[Data entries]
****************

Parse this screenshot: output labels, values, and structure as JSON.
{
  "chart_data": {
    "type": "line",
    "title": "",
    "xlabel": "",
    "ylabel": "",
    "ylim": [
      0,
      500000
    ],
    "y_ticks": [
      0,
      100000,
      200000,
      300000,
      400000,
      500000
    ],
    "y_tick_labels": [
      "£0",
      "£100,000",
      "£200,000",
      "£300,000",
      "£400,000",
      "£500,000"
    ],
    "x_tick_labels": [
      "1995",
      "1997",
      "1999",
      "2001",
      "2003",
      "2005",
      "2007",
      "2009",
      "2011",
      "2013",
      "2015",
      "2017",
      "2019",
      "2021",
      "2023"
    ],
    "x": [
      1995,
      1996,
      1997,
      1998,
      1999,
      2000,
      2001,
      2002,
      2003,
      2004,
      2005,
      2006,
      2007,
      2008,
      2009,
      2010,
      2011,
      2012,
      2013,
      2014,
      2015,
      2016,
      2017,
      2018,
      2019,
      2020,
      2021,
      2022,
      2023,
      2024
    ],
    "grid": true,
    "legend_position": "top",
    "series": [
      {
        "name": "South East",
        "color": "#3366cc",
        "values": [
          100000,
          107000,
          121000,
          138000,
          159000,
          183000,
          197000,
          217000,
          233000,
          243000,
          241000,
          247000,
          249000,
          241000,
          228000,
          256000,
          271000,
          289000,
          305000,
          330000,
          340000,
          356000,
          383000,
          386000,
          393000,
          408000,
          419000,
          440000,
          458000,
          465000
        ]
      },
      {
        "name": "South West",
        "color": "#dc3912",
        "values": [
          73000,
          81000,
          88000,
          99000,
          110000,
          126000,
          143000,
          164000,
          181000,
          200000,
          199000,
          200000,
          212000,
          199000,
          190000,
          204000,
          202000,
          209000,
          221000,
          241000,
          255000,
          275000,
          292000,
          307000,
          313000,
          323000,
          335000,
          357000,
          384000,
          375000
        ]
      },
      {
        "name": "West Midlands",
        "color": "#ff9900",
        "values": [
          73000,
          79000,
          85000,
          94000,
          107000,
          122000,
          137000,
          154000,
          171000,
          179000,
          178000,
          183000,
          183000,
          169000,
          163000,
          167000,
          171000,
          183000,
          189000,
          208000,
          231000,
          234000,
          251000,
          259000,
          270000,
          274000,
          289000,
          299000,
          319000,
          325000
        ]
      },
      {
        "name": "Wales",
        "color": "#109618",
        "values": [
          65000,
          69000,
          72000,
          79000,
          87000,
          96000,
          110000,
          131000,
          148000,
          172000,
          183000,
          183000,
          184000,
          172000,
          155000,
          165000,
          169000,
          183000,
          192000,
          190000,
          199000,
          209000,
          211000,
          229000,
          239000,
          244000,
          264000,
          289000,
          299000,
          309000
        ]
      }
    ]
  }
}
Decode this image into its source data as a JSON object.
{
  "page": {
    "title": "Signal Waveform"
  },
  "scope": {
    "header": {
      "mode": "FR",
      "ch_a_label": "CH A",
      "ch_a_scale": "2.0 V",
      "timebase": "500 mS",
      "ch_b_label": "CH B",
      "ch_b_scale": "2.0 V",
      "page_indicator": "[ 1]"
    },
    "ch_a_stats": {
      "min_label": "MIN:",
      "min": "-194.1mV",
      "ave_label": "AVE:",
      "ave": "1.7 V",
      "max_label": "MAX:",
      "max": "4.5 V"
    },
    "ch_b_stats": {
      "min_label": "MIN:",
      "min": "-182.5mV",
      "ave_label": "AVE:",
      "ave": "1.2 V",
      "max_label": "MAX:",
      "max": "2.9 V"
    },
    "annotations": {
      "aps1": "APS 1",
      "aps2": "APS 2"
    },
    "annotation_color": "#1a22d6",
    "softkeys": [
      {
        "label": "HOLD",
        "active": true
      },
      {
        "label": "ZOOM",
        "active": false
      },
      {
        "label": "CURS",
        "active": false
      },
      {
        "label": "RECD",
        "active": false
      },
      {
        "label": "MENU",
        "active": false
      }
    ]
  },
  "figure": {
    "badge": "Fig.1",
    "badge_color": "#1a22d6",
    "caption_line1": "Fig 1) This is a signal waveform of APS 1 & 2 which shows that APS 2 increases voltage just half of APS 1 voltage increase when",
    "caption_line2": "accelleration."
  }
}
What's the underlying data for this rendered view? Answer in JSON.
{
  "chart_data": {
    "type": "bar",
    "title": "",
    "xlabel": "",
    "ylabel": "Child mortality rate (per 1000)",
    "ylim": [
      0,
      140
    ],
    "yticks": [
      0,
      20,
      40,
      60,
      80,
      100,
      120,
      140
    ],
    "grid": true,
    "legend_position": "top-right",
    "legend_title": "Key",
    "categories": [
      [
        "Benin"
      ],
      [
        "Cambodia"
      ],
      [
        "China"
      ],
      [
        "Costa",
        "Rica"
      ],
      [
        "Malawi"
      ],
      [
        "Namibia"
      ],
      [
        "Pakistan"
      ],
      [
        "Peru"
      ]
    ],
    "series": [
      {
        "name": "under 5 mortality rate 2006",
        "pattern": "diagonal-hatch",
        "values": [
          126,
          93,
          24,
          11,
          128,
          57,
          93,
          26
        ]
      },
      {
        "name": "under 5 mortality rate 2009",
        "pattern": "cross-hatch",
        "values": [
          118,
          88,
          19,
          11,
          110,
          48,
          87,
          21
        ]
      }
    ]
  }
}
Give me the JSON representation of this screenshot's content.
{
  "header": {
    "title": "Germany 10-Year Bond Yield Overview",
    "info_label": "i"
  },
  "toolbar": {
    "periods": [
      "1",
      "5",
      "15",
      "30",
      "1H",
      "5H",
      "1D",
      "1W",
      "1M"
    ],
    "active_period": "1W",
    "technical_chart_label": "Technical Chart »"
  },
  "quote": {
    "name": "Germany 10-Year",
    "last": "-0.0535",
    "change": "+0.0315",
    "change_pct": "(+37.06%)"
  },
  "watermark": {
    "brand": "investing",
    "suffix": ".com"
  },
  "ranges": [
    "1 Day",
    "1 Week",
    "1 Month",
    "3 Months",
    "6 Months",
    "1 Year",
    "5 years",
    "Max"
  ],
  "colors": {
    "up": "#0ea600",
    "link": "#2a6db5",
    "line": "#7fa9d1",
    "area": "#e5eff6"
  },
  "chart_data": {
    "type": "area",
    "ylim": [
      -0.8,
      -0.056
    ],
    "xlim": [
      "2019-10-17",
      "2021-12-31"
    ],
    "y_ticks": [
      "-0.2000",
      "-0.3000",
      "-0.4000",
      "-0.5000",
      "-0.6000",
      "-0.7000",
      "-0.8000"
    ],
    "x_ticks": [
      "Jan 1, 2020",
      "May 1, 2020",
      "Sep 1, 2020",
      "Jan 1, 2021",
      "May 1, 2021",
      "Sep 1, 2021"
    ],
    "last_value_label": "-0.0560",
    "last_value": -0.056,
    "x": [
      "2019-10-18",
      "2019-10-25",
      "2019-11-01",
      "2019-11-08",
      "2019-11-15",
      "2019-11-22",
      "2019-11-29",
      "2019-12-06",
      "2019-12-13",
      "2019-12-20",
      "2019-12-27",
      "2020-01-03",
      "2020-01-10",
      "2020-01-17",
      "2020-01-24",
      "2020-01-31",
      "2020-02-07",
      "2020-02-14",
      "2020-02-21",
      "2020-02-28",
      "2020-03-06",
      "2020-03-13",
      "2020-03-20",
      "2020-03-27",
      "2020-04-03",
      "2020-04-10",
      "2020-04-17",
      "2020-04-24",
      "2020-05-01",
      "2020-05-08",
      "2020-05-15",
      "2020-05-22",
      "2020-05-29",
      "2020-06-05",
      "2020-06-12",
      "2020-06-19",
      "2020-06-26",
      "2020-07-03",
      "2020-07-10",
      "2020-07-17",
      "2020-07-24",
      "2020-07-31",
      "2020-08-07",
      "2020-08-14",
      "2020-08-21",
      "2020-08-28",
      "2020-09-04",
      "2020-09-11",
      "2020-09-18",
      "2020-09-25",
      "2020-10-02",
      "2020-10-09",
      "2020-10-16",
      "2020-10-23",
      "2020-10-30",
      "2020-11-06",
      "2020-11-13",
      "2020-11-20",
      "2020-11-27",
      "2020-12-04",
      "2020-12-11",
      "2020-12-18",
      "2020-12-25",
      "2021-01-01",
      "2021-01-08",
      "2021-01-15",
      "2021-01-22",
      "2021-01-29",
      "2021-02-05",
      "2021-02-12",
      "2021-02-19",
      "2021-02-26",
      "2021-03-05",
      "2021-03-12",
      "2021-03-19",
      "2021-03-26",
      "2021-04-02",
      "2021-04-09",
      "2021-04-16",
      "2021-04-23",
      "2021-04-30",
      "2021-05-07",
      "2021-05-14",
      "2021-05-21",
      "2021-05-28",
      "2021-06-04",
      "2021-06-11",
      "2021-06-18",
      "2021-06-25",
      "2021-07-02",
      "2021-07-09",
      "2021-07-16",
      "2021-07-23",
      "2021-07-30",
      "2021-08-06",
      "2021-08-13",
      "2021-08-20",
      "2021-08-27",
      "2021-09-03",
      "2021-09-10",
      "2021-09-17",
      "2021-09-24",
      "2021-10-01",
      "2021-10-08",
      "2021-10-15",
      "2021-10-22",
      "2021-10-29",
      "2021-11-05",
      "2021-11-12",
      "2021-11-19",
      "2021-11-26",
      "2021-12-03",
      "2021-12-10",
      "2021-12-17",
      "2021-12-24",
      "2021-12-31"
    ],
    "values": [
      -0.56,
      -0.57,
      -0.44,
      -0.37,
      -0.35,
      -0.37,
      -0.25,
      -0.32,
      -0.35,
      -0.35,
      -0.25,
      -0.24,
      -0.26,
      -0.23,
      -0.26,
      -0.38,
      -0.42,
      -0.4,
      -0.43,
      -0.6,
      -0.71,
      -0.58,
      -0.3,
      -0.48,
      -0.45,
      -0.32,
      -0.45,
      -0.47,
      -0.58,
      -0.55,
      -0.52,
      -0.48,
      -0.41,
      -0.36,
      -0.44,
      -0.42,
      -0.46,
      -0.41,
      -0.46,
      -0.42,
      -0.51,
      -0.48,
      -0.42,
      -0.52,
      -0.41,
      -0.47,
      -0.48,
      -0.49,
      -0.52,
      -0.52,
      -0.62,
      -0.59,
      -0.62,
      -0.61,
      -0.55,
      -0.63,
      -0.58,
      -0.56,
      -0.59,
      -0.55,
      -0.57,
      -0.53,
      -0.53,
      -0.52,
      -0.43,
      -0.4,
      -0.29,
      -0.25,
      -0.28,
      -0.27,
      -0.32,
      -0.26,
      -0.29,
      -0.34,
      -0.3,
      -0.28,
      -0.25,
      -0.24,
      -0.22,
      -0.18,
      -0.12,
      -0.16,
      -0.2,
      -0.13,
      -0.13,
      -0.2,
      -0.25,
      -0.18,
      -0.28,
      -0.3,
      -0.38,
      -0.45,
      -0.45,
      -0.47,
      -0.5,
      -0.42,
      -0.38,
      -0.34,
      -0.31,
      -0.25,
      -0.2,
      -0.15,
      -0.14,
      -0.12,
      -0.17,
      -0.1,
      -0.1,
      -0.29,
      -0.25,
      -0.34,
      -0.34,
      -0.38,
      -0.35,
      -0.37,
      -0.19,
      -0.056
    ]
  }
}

****************

Given problem - Examine the listing and say how many of its lines contain the string "mortality". Give the number alone.

Solution to this problem - 3